- EXERCISE DETAILS -
Of all the lines in the material, how many contain the word "document"? State the number alone.

- INPUT ROWS -
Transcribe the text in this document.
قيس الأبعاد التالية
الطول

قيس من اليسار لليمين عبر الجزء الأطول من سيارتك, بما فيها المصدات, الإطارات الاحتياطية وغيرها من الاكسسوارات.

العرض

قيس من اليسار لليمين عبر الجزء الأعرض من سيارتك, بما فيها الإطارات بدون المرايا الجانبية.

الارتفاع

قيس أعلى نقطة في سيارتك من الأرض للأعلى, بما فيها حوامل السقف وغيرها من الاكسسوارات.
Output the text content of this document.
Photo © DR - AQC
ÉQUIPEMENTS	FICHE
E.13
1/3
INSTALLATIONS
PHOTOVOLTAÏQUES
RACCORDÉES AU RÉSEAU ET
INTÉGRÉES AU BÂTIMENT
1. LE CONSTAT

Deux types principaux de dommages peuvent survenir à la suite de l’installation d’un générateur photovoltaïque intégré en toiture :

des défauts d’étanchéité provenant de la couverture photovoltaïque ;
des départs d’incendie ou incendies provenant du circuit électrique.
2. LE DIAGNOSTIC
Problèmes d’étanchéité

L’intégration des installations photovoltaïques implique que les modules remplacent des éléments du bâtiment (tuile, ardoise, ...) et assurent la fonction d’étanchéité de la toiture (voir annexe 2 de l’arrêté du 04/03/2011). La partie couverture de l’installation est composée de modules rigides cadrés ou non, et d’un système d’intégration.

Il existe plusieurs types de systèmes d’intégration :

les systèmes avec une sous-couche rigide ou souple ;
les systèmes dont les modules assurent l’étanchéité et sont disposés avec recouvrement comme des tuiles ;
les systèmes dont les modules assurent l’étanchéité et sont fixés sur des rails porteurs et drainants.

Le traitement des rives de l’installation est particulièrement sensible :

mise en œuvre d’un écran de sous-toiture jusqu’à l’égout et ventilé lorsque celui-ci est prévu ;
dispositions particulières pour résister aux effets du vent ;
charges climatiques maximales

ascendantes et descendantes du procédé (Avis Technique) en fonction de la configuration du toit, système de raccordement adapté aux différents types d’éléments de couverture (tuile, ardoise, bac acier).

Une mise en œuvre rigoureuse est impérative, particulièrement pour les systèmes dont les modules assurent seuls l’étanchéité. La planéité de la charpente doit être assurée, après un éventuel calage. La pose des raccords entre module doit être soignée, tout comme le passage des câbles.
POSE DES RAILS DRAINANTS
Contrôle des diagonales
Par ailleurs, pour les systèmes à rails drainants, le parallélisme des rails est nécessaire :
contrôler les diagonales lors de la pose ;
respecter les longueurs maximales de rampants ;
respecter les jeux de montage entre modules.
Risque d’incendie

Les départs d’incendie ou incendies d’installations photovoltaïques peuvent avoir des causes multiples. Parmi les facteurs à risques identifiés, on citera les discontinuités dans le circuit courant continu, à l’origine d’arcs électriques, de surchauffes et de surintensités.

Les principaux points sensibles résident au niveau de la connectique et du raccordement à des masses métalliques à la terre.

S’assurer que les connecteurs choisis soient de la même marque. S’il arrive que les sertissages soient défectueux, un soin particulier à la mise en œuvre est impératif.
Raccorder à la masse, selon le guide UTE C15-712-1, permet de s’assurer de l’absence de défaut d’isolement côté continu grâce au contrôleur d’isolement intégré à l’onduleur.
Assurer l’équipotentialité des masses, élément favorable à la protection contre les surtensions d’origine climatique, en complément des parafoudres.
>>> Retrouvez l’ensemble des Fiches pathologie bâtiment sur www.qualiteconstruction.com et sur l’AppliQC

- ANSWER TO THE PROBLEM -
2